Com um ótimo tempo de comédia, Michel Leclerc foi muito feliz ao tratar de temáticas polêmicas permeadas pelo bom humor. A história corre com um dinamismo marcante, com ótimas sacadas que vão ajudando a manter o filme interessante, embora possam haver algumas cenas desnecessárias. As críticas à sociedade capitalista e à mídia golpista não eliminam uma reflexão sobre os ideais revolucionários socialistas, onde a grande conexão entre uma coisa e outra é cada risada que é proporcionada ao espectador. Comédia com cê maiúsculo mesmo. Achei particularmente muito bacana rever a atriz Maiwenn, que esteve ótima em Polissia (Festival de Cinema Francês 2012) fazendo uma personagem também ativista pelos direitos humanos, mas com uma personalidade um tanto distinta desta em Anos Incríveis. Ah! Fica comprovado que a combinação Michel Leclerc + Sara Forestier + Revolução = boa comédia. Palavras de quem assistiu Os Nomes Do Amor (Festival de Cinema Francês 2011).

Camille Claudel 1915

Filmaço. Os elogios feitos ao diretor Bruno Dumont após assistir Hadewijch mostram que o blogueiro não estava sendo precipitado: é, sim, um dos grandes diretores do cinema atual. O andamento lento do filme é na medida certa para retratar o drama de Camille Claudel (na pele da ótima Juliette Binoche). Há na obra uma virtude louvável de passar mensagens e reflexões com tamanho vigor e sutileza que é como se não pudéssemos escapar à nossa própria consciência - mérito de todos os envolvidos com direção, roteiro, fotografia, atuação etc. A cena final com as legendas retratando a biografia do que aconteceria com a protagonista é alguma coisa arrebatadora, de fazer reduzir o estoque líquido armazenado no aparelho lacrimal. De novo: filmaço.

O Homem Que Ri
De uma sacada genial os perfis dos três personagens que conduzem o filme. Do homem de semblante amargo mas que parece sempre sorrir (vivido por Marc-André Grondin) à mulher cega mas que tudo parece enxergar (Christa Theret, aquela que faz a musa de Renoir), passando pelo filósofo encarnado por Gérard Depardieu, são muitos os elementos que colocam em xeque as sociedades humanas, não faltando argumentos para questionar a ética monárquica, cristã e a própria conduta individual. Muitas vezes caminha para o clichê, mas mensagens dessa natureza são sempre bem-vindas, assim como este filme dirigido por Jean-Pierre Améris também o é. Diria que a obra completa é muito melhor do que o trêiler pode sugerir (e olha que assisti ele umas três vezes).

▸ Tarefas a fazer
1) Digite de novo a parte do trecho que vai de "Camille Claudel 1915" até "De novo: filmaço.", incluindo essas palavras finais.
2) Transforme em uma lista curta o parágrafo do trecho que começa com "Filmaço. Os elogios feitos ao diretor", mantendo as informações principais.
3) No trecho, qual ator faz o papel do filósofo em O Homem Que Ri?

▸ Dados registrados
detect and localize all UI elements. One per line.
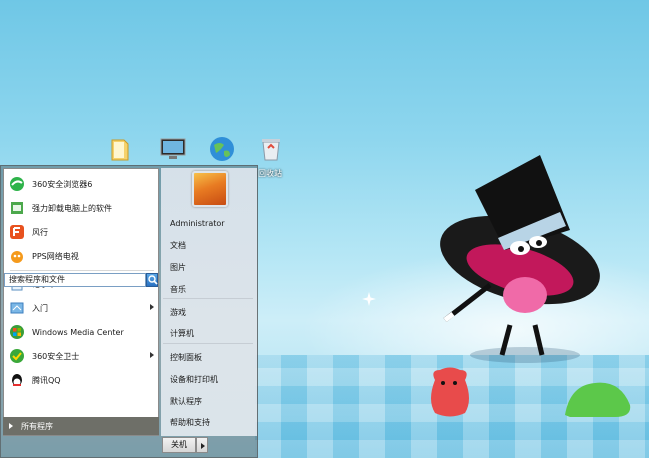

▸ Lista de respostas
1)
Camille Claudel 1915

Filmaço. Os elogios feitos ao diretor Bruno Dumont após assistir Hadewijch mostram que o blogueiro não estava sendo precipitado: é, sim, um dos grandes diretores do cinema atual. O andamento lento do filme é na medida certa para retratar o drama de Camille Claudel (na pele da ótima Juliette Binoche). Há na obra uma virtude louvável de passar mensagens e reflexões com tamanho vigor e sutileza que é como se não pudéssemos escapar à nossa própria consciência - mérito de todos os envolvidos com direção, roteiro, fotografia, atuação etc. A cena final com as legendas retratando a biografia do que aconteceria com a protagonista é alguma coisa arrebatadora, de fazer reduzir o estoque líquido armazenado no aparelho lacrimal. De novo: filmaço.

2)
- O filme é considerado excelente ("filmaço").
- Confirma que Bruno Dumont, elogiado depois de Hadewijch, é um dos grandes diretores do cinema atual.
- O ritmo lento combina com o drama de Camille Claudel, vivida por Juliette Binoche.
- A obra passa mensagens e reflexões com força e sutileza, mérito da direção, do roteiro, da fotografia e da atuação.
- A cena final, com legendas sobre o que aconteceria com a protagonista, é arrebatadora e de fazer chorar.

3) Gérard Depardieu.